BRIEF. In the records below, find the line containing "Serialize everything readable", then copy that line and all lines after it, exactly, omitting every picture.

===== MATERIAL PROVIDED =====

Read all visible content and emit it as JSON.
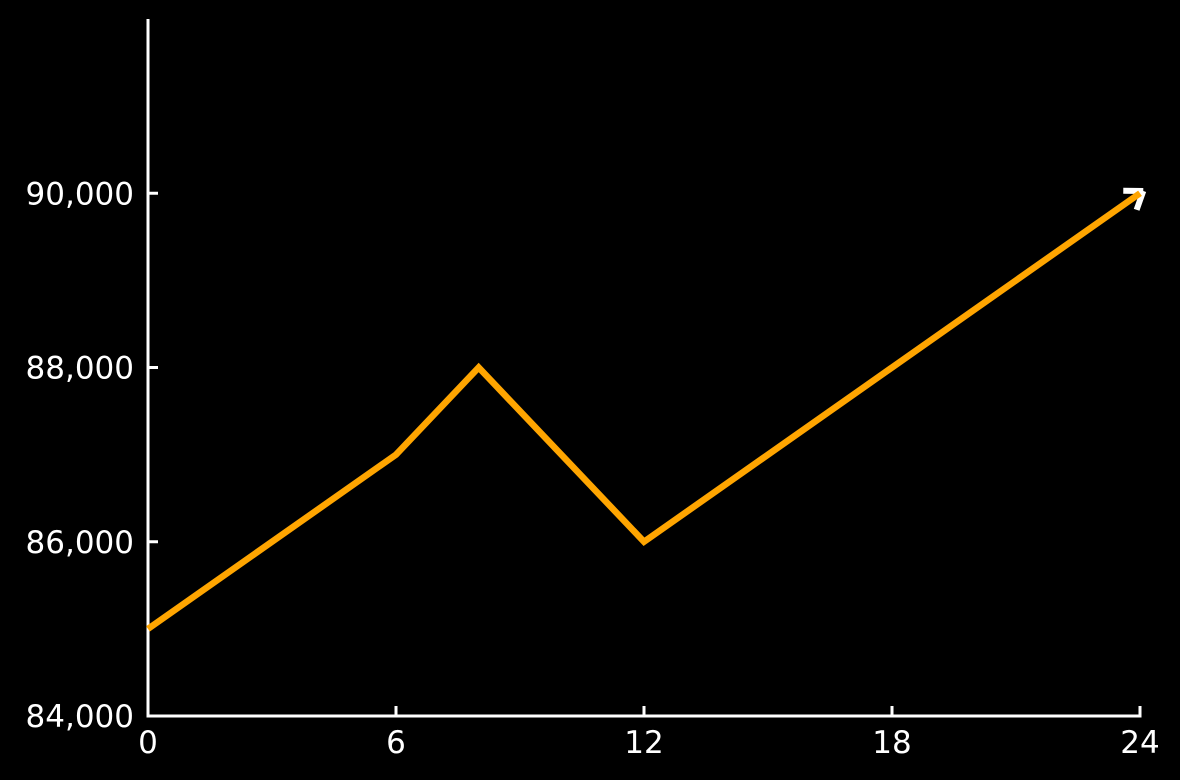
{
  "chart_data": {
    "type": "line",
    "title": "",
    "xlabel": "",
    "ylabel": "",
    "x": [
      0,
      6,
      8,
      12,
      24
    ],
    "y": [
      85000,
      87000,
      88000,
      86000,
      90000
    ],
    "xlim": [
      0,
      24
    ],
    "ylim": [
      84000,
      92000
    ],
    "xticks": [
      0,
      6,
      12,
      18,
      24
    ],
    "xtick_labels": [
      "0",
      "6",
      "12",
      "18",
      "24"
    ],
    "yticks": [
      84000,
      86000,
      88000,
      90000
    ],
    "ytick_labels": [
      "84,000",
      "86,000",
      "88,000",
      "90,000"
    ],
    "grid": false,
    "legend": false,
    "line_color": "#FFA500",
    "line_width": 6.5,
    "end_marker": "chevron-arrowhead",
    "end_marker_color": "#FFFFFF",
    "background_color": "#000000",
    "axis_color": "#FFFFFF",
    "tick_label_color": "#FFFFFF",
    "tick_font_size": 31
  }
}
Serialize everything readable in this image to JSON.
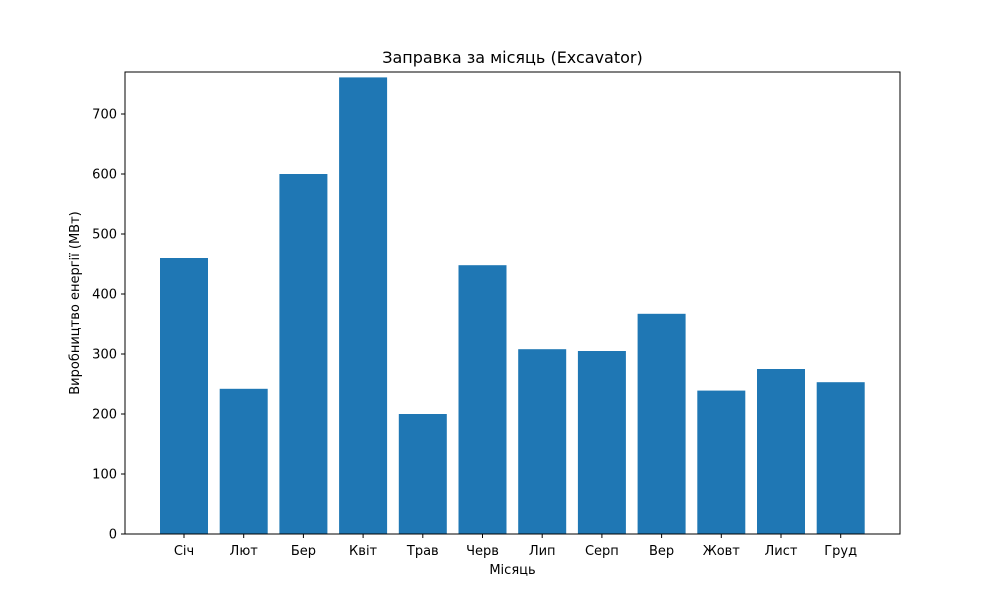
{
  "chart_data": {
    "type": "bar",
    "title": "Заправка за місяць (Excavator)",
    "xlabel": "Місяць",
    "ylabel": "Виробництво енергії (МВт)",
    "categories": [
      "Січ",
      "Лют",
      "Бер",
      "Квіт",
      "Трав",
      "Черв",
      "Лип",
      "Серп",
      "Вер",
      "Жовт",
      "Лист",
      "Груд"
    ],
    "values": [
      460,
      242,
      600,
      761,
      200,
      448,
      308,
      305,
      367,
      239,
      275,
      253
    ],
    "ylim": [
      0,
      800
    ],
    "yticks": [
      0,
      100,
      200,
      300,
      400,
      500,
      600,
      700
    ],
    "grid": false,
    "legend": "none",
    "colors": {
      "bar": "#1f77b4",
      "axis": "#000000",
      "background": "#ffffff"
    }
  }
}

=====

THE SOLUTION.
Serialize everything readable in this image to JSON.
{
  "chart_data": {
    "type": "bar",
    "title": "Заправка за місяць (Excavator)",
    "xlabel": "Місяць",
    "ylabel": "Виробництво енергії (МВт)",
    "categories": [
      "Січ",
      "Лют",
      "Бер",
      "Квіт",
      "Трав",
      "Черв",
      "Лип",
      "Серп",
      "Вер",
      "Жовт",
      "Лист",
      "Груд"
    ],
    "values": [
      460,
      242,
      600,
      761,
      200,
      448,
      308,
      305,
      367,
      239,
      275,
      253
    ],
    "ylim": [
      0,
      800
    ],
    "yticks": [
      0,
      100,
      200,
      300,
      400,
      500,
      600,
      700
    ],
    "grid": false,
    "legend": "none",
    "colors": {
      "bar": "#1f77b4",
      "axis": "#000000",
      "background": "#ffffff"
    }
  }
}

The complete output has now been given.